[The task]:
The records that follow are to be transcribed in full, without their images.

** START OF Excerpted records **

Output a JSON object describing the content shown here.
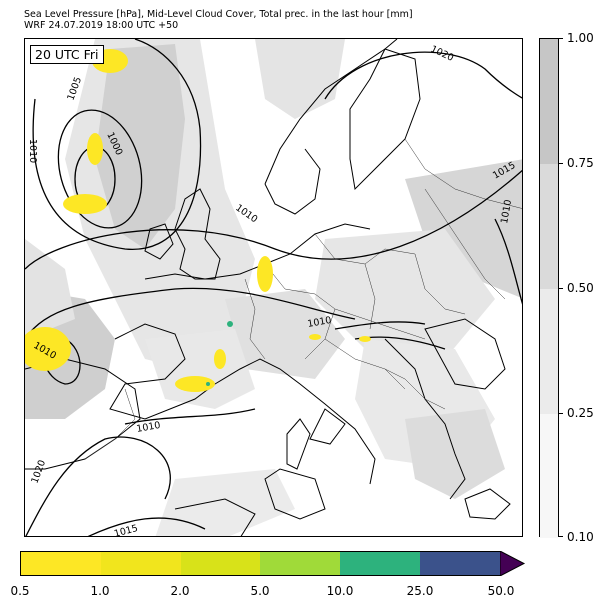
{
  "title_line1": "Sea Level Pressure [hPa], Mid-Level Cloud Cover, Total prec. in the last hour [mm]",
  "title_line2": "WRF 24.07.2019 18:00 UTC +50",
  "time_label": "20 UTC Fri",
  "isobar_labels": [
    "1005",
    "1000",
    "1010",
    "1020",
    "1015",
    "1010",
    "1010",
    "1015",
    "1010",
    "1010",
    "1010",
    "1020",
    "1015"
  ],
  "cloud_cover_colorbar": {
    "ticks": [
      "1.00",
      "0.75",
      "0.50",
      "0.25",
      "0.10"
    ],
    "colors": [
      "#c6c6c6",
      "#dadada",
      "#ebebeb",
      "#f7f7f7"
    ]
  },
  "precip_colorbar": {
    "ticks": [
      "0.5",
      "1.0",
      "2.0",
      "5.0",
      "10.0",
      "25.0",
      "50.0"
    ],
    "colors": [
      "#fde725",
      "#f1e51d",
      "#d8e219",
      "#a0da39",
      "#2db27d",
      "#3b528b",
      "#440154"
    ],
    "extend": "max"
  }
}
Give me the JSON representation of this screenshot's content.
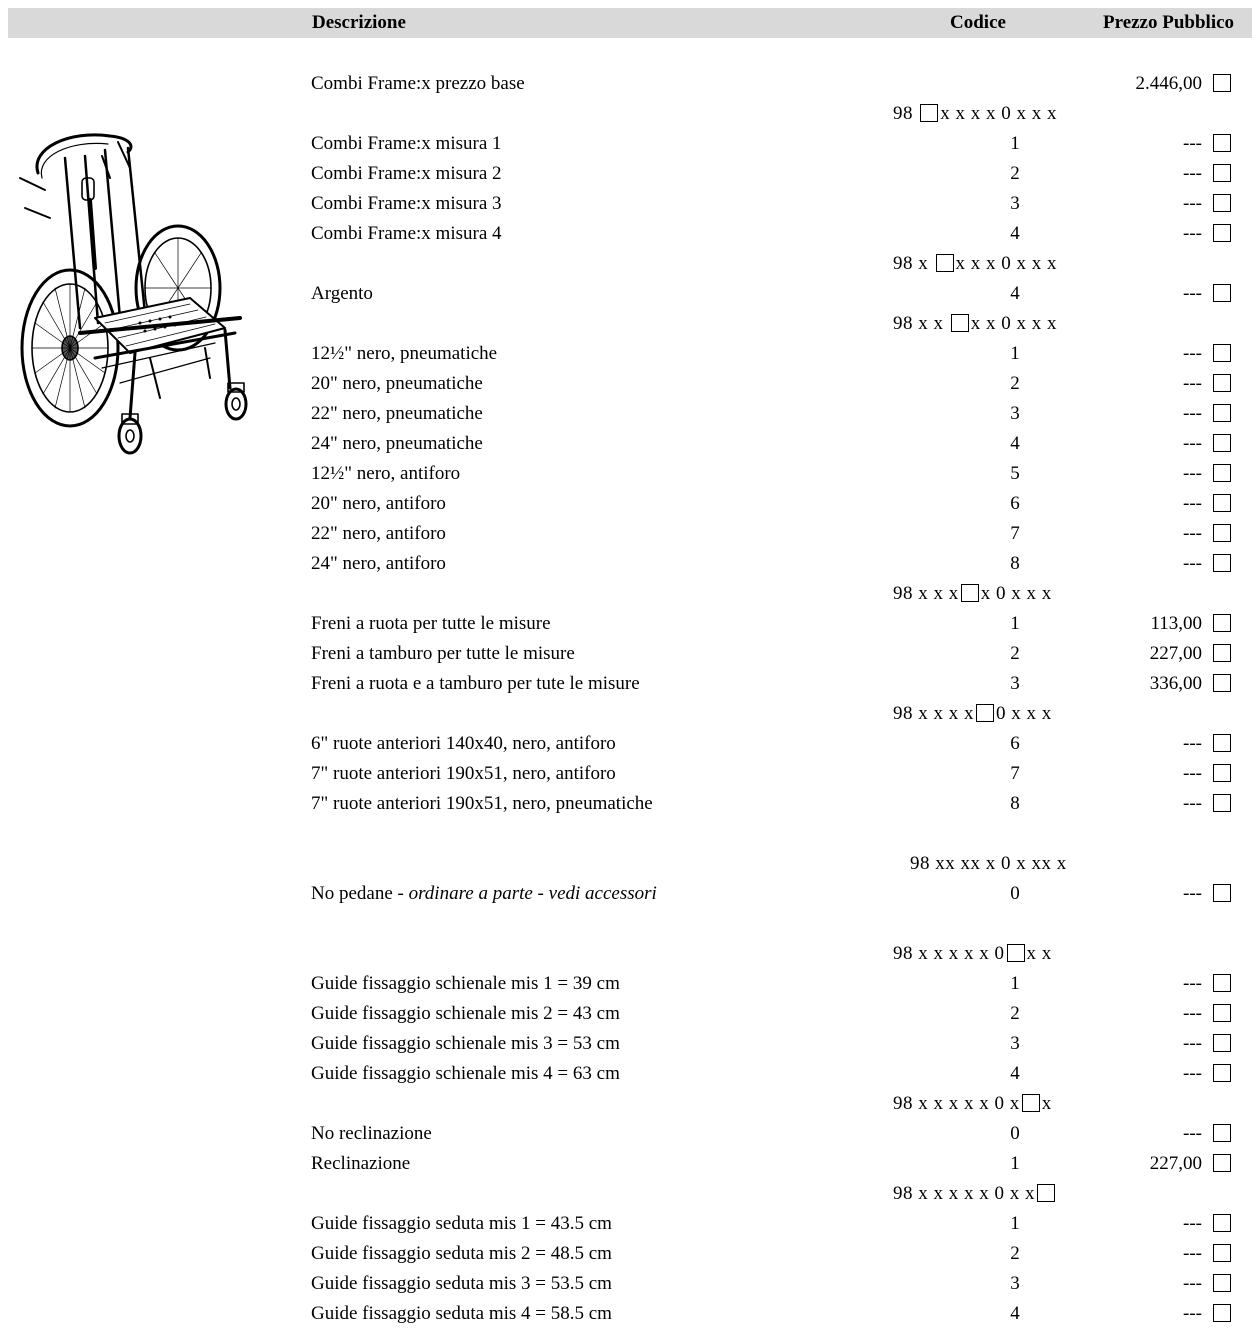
{
  "header": {
    "description": "Descrizione",
    "code": "Codice",
    "price": "Prezzo Pubblico"
  },
  "rows": [
    {
      "type": "item",
      "description": "Combi Frame:x prezzo base",
      "code": "",
      "price": "2.446,00"
    },
    {
      "type": "codeline",
      "before": "98 ",
      "after": "x x x x 0 x x x"
    },
    {
      "type": "item",
      "description": "Combi Frame:x misura 1",
      "code": "1",
      "price": "---"
    },
    {
      "type": "item",
      "description": "Combi Frame:x misura 2",
      "code": "2",
      "price": "---"
    },
    {
      "type": "item",
      "description": "Combi Frame:x misura 3",
      "code": "3",
      "price": "---"
    },
    {
      "type": "item",
      "description": "Combi Frame:x misura 4",
      "code": "4",
      "price": "---"
    },
    {
      "type": "codeline",
      "before": "98 x ",
      "after": "x x x 0 x x x"
    },
    {
      "type": "item",
      "description": "Argento",
      "code": "4",
      "price": "---"
    },
    {
      "type": "codeline",
      "before": "98 x x ",
      "after": "x x 0 x x x"
    },
    {
      "type": "item",
      "description": "12½\" nero, pneumatiche",
      "code": "1",
      "price": "---"
    },
    {
      "type": "item",
      "description": "20\" nero, pneumatiche",
      "code": "2",
      "price": "---"
    },
    {
      "type": "item",
      "description": "22\" nero, pneumatiche",
      "code": "3",
      "price": "---"
    },
    {
      "type": "item",
      "description": "24\" nero, pneumatiche",
      "code": "4",
      "price": "---"
    },
    {
      "type": "item",
      "description": "12½\" nero, antiforo",
      "code": "5",
      "price": "---"
    },
    {
      "type": "item",
      "description": "20\" nero, antiforo",
      "code": "6",
      "price": "---"
    },
    {
      "type": "item",
      "description": "22\" nero, antiforo",
      "code": "7",
      "price": "---"
    },
    {
      "type": "item",
      "description": "24\" nero, antiforo",
      "code": "8",
      "price": "---"
    },
    {
      "type": "codeline",
      "before": "98 x x x",
      "after": "x 0 x x x"
    },
    {
      "type": "item",
      "description": "Freni a ruota per tutte le misure",
      "code": "1",
      "price": "113,00"
    },
    {
      "type": "item",
      "description": "Freni a tamburo per tutte le misure",
      "code": "2",
      "price": "227,00"
    },
    {
      "type": "item",
      "description": "Freni a ruota e a tamburo per tute le misure",
      "code": "3",
      "price": "336,00"
    },
    {
      "type": "codeline",
      "before": "98 x x x x",
      "after": "0 x x x"
    },
    {
      "type": "item",
      "description": "6\" ruote anteriori 140x40, nero, antiforo",
      "code": "6",
      "price": "---"
    },
    {
      "type": "item",
      "description": "7\" ruote anteriori 190x51, nero, antiforo",
      "code": "7",
      "price": "---"
    },
    {
      "type": "item",
      "description": "7\" ruote anteriori 190x51, nero, pneumatiche",
      "code": "8",
      "price": "---"
    },
    {
      "type": "blank"
    },
    {
      "type": "codeline_plain",
      "text": "98 xx xx x 0 x xx x"
    },
    {
      "type": "item_italic",
      "description": "No pedane - ",
      "description_italic": "ordinare a parte  - vedi accessori",
      "code": "0",
      "price": "---"
    },
    {
      "type": "blank"
    },
    {
      "type": "codeline",
      "before": "98 x x x x x 0",
      "after": "x x"
    },
    {
      "type": "item",
      "description": "Guide fissaggio schienale mis 1 = 39 cm",
      "code": "1",
      "price": "---"
    },
    {
      "type": "item",
      "description": "Guide fissaggio schienale mis 2 = 43 cm",
      "code": "2",
      "price": "---"
    },
    {
      "type": "item",
      "description": "Guide fissaggio schienale mis 3 = 53 cm",
      "code": "3",
      "price": "---"
    },
    {
      "type": "item",
      "description": "Guide fissaggio schienale mis 4 = 63 cm",
      "code": "4",
      "price": "---"
    },
    {
      "type": "codeline",
      "before": "98 x x x x x 0 x",
      "after": "x"
    },
    {
      "type": "item",
      "description": "No reclinazione",
      "code": "0",
      "price": "---"
    },
    {
      "type": "item",
      "description": "Reclinazione",
      "code": "1",
      "price": "227,00"
    },
    {
      "type": "codeline",
      "before": "98 x x x x x 0 x x",
      "after": ""
    },
    {
      "type": "item",
      "description": "Guide fissaggio seduta mis 1 = 43.5 cm",
      "code": "1",
      "price": "---"
    },
    {
      "type": "item",
      "description": "Guide fissaggio seduta mis 2 = 48.5 cm",
      "code": "2",
      "price": "---"
    },
    {
      "type": "item",
      "description": "Guide fissaggio seduta mis 3 = 53.5 cm",
      "code": "3",
      "price": "---"
    },
    {
      "type": "item",
      "description": "Guide fissaggio seduta mis 4 = 58.5 cm",
      "code": "4",
      "price": "---"
    }
  ]
}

** END OF Excerpted records **

[Solution for this task]:
Output a JSON object describing the content shown here.
{
  "title_line1": "Sea Level Pressure [hPa], Mid-Level Cloud Cover, Total prec. in the last hour [mm]",
  "title_line2": "WRF 24.07.2019 18:00 UTC +50",
  "time_label": "20 UTC Fri",
  "isobar_labels": [
    "1005",
    "1000",
    "1010",
    "1020",
    "1015",
    "1010",
    "1010",
    "1015",
    "1010",
    "1010",
    "1010",
    "1020",
    "1015"
  ],
  "cloud_cover_colorbar": {
    "ticks": [
      "1.00",
      "0.75",
      "0.50",
      "0.25",
      "0.10"
    ],
    "colors": [
      "#c6c6c6",
      "#dadada",
      "#ebebeb",
      "#f7f7f7"
    ]
  },
  "precip_colorbar": {
    "ticks": [
      "0.5",
      "1.0",
      "2.0",
      "5.0",
      "10.0",
      "25.0",
      "50.0"
    ],
    "colors": [
      "#fde725",
      "#f1e51d",
      "#d8e219",
      "#a0da39",
      "#2db27d",
      "#3b528b",
      "#440154"
    ],
    "extend": "max"
  }
}
Give me the JSON representation of this screenshot's content.
{
  "header": {
    "description": "Descrizione",
    "code": "Codice",
    "price": "Prezzo Pubblico"
  },
  "rows": [
    {
      "type": "item",
      "description": "Combi Frame:x prezzo base",
      "code": "",
      "price": "2.446,00"
    },
    {
      "type": "codeline",
      "before": "98 ",
      "after": "x x x x 0 x x x"
    },
    {
      "type": "item",
      "description": "Combi Frame:x misura 1",
      "code": "1",
      "price": "---"
    },
    {
      "type": "item",
      "description": "Combi Frame:x misura 2",
      "code": "2",
      "price": "---"
    },
    {
      "type": "item",
      "description": "Combi Frame:x misura 3",
      "code": "3",
      "price": "---"
    },
    {
      "type": "item",
      "description": "Combi Frame:x misura 4",
      "code": "4",
      "price": "---"
    },
    {
      "type": "codeline",
      "before": "98 x ",
      "after": "x x x 0 x x x"
    },
    {
      "type": "item",
      "description": "Argento",
      "code": "4",
      "price": "---"
    },
    {
      "type": "codeline",
      "before": "98 x x ",
      "after": "x x 0 x x x"
    },
    {
      "type": "item",
      "description": "12½\" nero, pneumatiche",
      "code": "1",
      "price": "---"
    },
    {
      "type": "item",
      "description": "20\" nero, pneumatiche",
      "code": "2",
      "price": "---"
    },
    {
      "type": "item",
      "description": "22\" nero, pneumatiche",
      "code": "3",
      "price": "---"
    },
    {
      "type": "item",
      "description": "24\" nero, pneumatiche",
      "code": "4",
      "price": "---"
    },
    {
      "type": "item",
      "description": "12½\" nero, antiforo",
      "code": "5",
      "price": "---"
    },
    {
      "type": "item",
      "description": "20\" nero, antiforo",
      "code": "6",
      "price": "---"
    },
    {
      "type": "item",
      "description": "22\" nero, antiforo",
      "code": "7",
      "price": "---"
    },
    {
      "type": "item",
      "description": "24\" nero, antiforo",
      "code": "8",
      "price": "---"
    },
    {
      "type": "codeline",
      "before": "98 x x x",
      "after": "x 0 x x x"
    },
    {
      "type": "item",
      "description": "Freni a ruota per tutte le misure",
      "code": "1",
      "price": "113,00"
    },
    {
      "type": "item",
      "description": "Freni a tamburo per tutte le misure",
      "code": "2",
      "price": "227,00"
    },
    {
      "type": "item",
      "description": "Freni a ruota e a tamburo per tute le misure",
      "code": "3",
      "price": "336,00"
    },
    {
      "type": "codeline",
      "before": "98 x x x x",
      "after": "0 x x x"
    },
    {
      "type": "item",
      "description": "6\" ruote anteriori 140x40, nero, antiforo",
      "code": "6",
      "price": "---"
    },
    {
      "type": "item",
      "description": "7\" ruote anteriori 190x51, nero, antiforo",
      "code": "7",
      "price": "---"
    },
    {
      "type": "item",
      "description": "7\" ruote anteriori 190x51, nero, pneumatiche",
      "code": "8",
      "price": "---"
    },
    {
      "type": "blank"
    },
    {
      "type": "codeline_plain",
      "text": "98 xx xx x 0 x xx x"
    },
    {
      "type": "item_italic",
      "description": "No pedane - ",
      "description_italic": "ordinare a parte  - vedi accessori",
      "code": "0",
      "price": "---"
    },
    {
      "type": "blank"
    },
    {
      "type": "codeline",
      "before": "98 x x x x x 0",
      "after": "x x"
    },
    {
      "type": "item",
      "description": "Guide fissaggio schienale mis 1 = 39 cm",
      "code": "1",
      "price": "---"
    },
    {
      "type": "item",
      "description": "Guide fissaggio schienale mis 2 = 43 cm",
      "code": "2",
      "price": "---"
    },
    {
      "type": "item",
      "description": "Guide fissaggio schienale mis 3 = 53 cm",
      "code": "3",
      "price": "---"
    },
    {
      "type": "item",
      "description": "Guide fissaggio schienale mis 4 = 63 cm",
      "code": "4",
      "price": "---"
    },
    {
      "type": "codeline",
      "before": "98 x x x x x 0 x",
      "after": "x"
    },
    {
      "type": "item",
      "description": "No reclinazione",
      "code": "0",
      "price": "---"
    },
    {
      "type": "item",
      "description": "Reclinazione",
      "code": "1",
      "price": "227,00"
    },
    {
      "type": "codeline",
      "before": "98 x x x x x 0 x x",
      "after": ""
    },
    {
      "type": "item",
      "description": "Guide fissaggio seduta mis 1 = 43.5 cm",
      "code": "1",
      "price": "---"
    },
    {
      "type": "item",
      "description": "Guide fissaggio seduta mis 2 = 48.5 cm",
      "code": "2",
      "price": "---"
    },
    {
      "type": "item",
      "description": "Guide fissaggio seduta mis 3 = 53.5 cm",
      "code": "3",
      "price": "---"
    },
    {
      "type": "item",
      "description": "Guide fissaggio seduta mis 4 = 58.5 cm",
      "code": "4",
      "price": "---"
    }
  ]
}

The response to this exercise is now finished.